Begin Listed entries

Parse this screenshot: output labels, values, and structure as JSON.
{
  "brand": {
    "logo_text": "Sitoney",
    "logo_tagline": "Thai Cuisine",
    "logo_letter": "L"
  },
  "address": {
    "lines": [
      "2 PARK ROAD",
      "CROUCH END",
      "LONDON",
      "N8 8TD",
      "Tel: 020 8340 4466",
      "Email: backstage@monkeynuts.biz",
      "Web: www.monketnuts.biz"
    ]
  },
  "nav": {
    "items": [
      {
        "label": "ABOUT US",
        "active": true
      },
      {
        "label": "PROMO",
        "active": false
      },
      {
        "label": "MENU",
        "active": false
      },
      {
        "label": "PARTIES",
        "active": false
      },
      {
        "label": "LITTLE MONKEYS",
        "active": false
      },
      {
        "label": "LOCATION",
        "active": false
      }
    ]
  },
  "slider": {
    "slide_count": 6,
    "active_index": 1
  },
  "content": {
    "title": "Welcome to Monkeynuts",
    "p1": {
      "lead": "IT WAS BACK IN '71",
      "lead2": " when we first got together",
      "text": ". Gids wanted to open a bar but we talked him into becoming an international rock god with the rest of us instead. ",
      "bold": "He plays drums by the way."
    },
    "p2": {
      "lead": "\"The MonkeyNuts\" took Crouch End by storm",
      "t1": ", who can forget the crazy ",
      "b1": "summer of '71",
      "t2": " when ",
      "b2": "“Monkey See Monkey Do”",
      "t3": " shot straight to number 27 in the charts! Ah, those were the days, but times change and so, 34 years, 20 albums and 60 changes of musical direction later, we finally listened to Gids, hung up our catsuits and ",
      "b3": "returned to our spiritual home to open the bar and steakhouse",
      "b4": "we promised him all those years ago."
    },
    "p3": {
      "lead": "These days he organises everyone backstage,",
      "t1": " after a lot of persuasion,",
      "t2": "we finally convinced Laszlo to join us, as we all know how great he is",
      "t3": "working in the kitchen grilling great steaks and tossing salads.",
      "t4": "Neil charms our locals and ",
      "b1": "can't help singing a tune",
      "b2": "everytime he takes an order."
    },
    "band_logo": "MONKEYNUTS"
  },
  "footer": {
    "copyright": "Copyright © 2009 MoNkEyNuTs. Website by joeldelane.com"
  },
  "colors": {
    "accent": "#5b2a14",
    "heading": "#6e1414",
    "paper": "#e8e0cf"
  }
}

End Listed entries

▸ **Objective**: Pick each line holding the word "Gids" out of the listing.

▸ **Solution to this task**:
      "text": ". Gids wanted to open a bar but we talked him into becoming an international rock god with the rest of us instead. ",
      "t3": " shot straight to number 27 in the charts! Ah, those were the days, but times change and so, 34 years, 20 albums and 60 changes of musical direction later, we finally listened to Gids, hung up our catsuits and ",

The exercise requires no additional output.